### AIM
Copy out the records in full, word for word, without pictures.

### DATA SUPPLIED
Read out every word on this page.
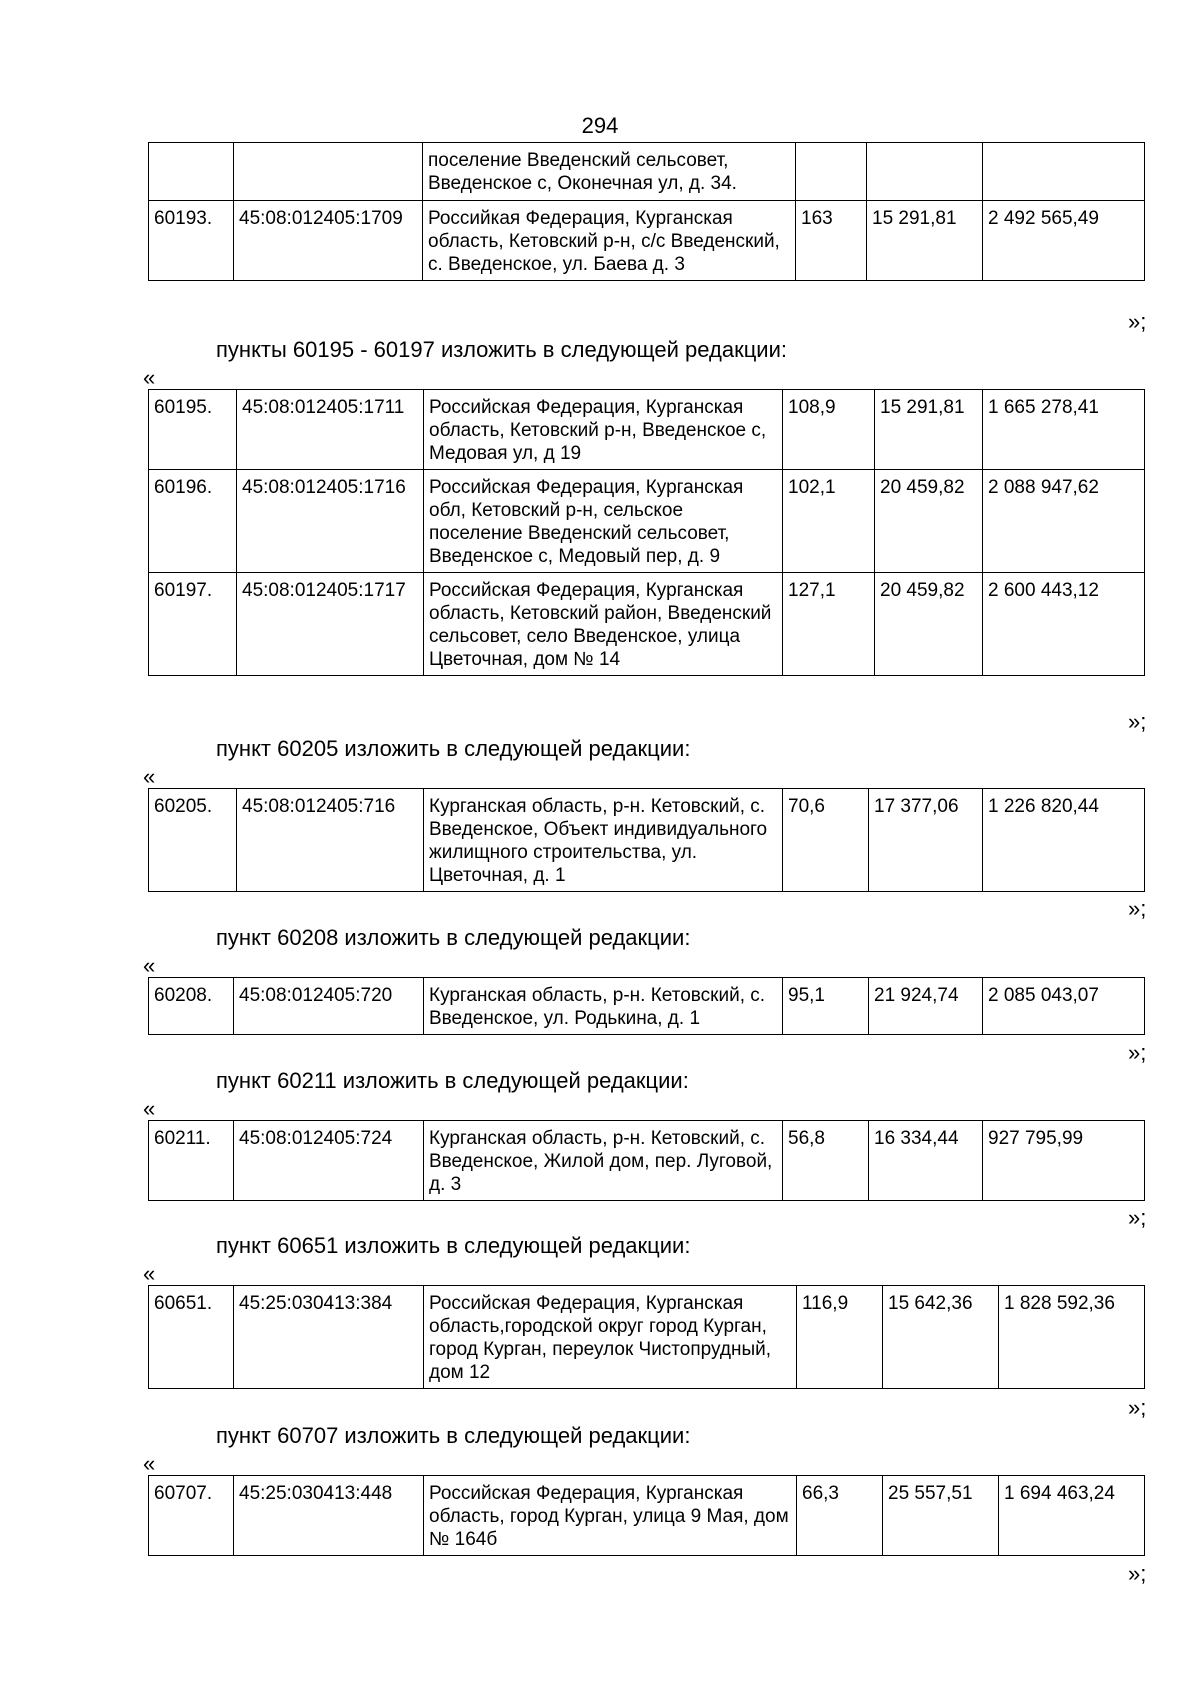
294
		поселение Введенский сельсовет, Введенское с, Оконечная ул, д. 34.			
60193.	45:08:012405:1709	Российкая Федерация, Курганская область, Кетовский р-н, с/с Введенский, с. Введенское, ул. Баева д. 3	163	15 291,81	2 492 565,49
»;
пункты 60195 - 60197 изложить в следующей редакции:
«
60195.	45:08:012405:1711	Российская Федерация, Курганская область, Кетовский р-н, Введенское с, Медовая ул, д 19	108,9	15 291,81	1 665 278,41
60196.	45:08:012405:1716	Российская Федерация, Курганская обл, Кетовский р-н, сельское поселение Введенский сельсовет, Введенское с, Медовый пер, д. 9	102,1	20 459,82	2 088 947,62
60197.	45:08:012405:1717	Российская Федерация, Курганская область, Кетовский район, Введенский сельсовет, село Введенское, улица Цветочная, дом № 14	127,1	20 459,82	2 600 443,12
»;
пункт 60205 изложить в следующей редакции:
«
60205.	45:08:012405:716	Курганская область, р-н. Кетовский, с. Введенское, Объект индивидуального жилищного строительства, ул. Цветочная, д. 1	70,6	17 377,06	1 226 820,44
»;
пункт 60208 изложить в следующей редакции:
«
60208.	45:08:012405:720	Курганская область, р-н. Кетовский, с. Введенское, ул. Родькина, д. 1	95,1	21 924,74	2 085 043,07
»;
пункт 60211 изложить в следующей редакции:
«
60211.	45:08:012405:724	Курганская область, р-н. Кетовский, с. Введенское, Жилой дом, пер. Луговой, д. 3	56,8	16 334,44	927 795,99
»;
пункт 60651 изложить в следующей редакции:
«
60651.	45:25:030413:384	Российская Федерация, Курганская область,городской округ город Курган, город Курган, переулок Чистопрудный, дом 12	116,9	15 642,36	1 828 592,36
»;
пункт 60707 изложить в следующей редакции:
«
60707.	45:25:030413:448	Российская Федерация, Курганская область, город Курган, улица 9 Мая, дом № 164б	66,3	25 557,51	1 694 463,24
»;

### EXPECTED ANSWER
Read out every word on this page.
294
		поселение Введенский сельсовет, Введенское с, Оконечная ул, д. 34.			
60193.	45:08:012405:1709	Российкая Федерация, Курганская область, Кетовский р-н, с/с Введенский, с. Введенское, ул. Баева д. 3	163	15 291,81	2 492 565,49
»;
пункты 60195 - 60197 изложить в следующей редакции:
«
60195.	45:08:012405:1711	Российская Федерация, Курганская область, Кетовский р-н, Введенское с, Медовая ул, д 19	108,9	15 291,81	1 665 278,41
60196.	45:08:012405:1716	Российская Федерация, Курганская обл, Кетовский р-н, сельское поселение Введенский сельсовет, Введенское с, Медовый пер, д. 9	102,1	20 459,82	2 088 947,62
60197.	45:08:012405:1717	Российская Федерация, Курганская область, Кетовский район, Введенский сельсовет, село Введенское, улица Цветочная, дом № 14	127,1	20 459,82	2 600 443,12
»;
пункт 60205 изложить в следующей редакции:
«
60205.	45:08:012405:716	Курганская область, р-н. Кетовский, с. Введенское, Объект индивидуального жилищного строительства, ул. Цветочная, д. 1	70,6	17 377,06	1 226 820,44
»;
пункт 60208 изложить в следующей редакции:
«
60208.	45:08:012405:720	Курганская область, р-н. Кетовский, с. Введенское, ул. Родькина, д. 1	95,1	21 924,74	2 085 043,07
»;
пункт 60211 изложить в следующей редакции:
«
60211.	45:08:012405:724	Курганская область, р-н. Кетовский, с. Введенское, Жилой дом, пер. Луговой, д. 3	56,8	16 334,44	927 795,99
»;
пункт 60651 изложить в следующей редакции:
«
60651.	45:25:030413:384	Российская Федерация, Курганская область,городской округ город Курган, город Курган, переулок Чистопрудный, дом 12	116,9	15 642,36	1 828 592,36
»;
пункт 60707 изложить в следующей редакции:
«
60707.	45:25:030413:448	Российская Федерация, Курганская область, город Курган, улица 9 Мая, дом № 164б	66,3	25 557,51	1 694 463,24
»;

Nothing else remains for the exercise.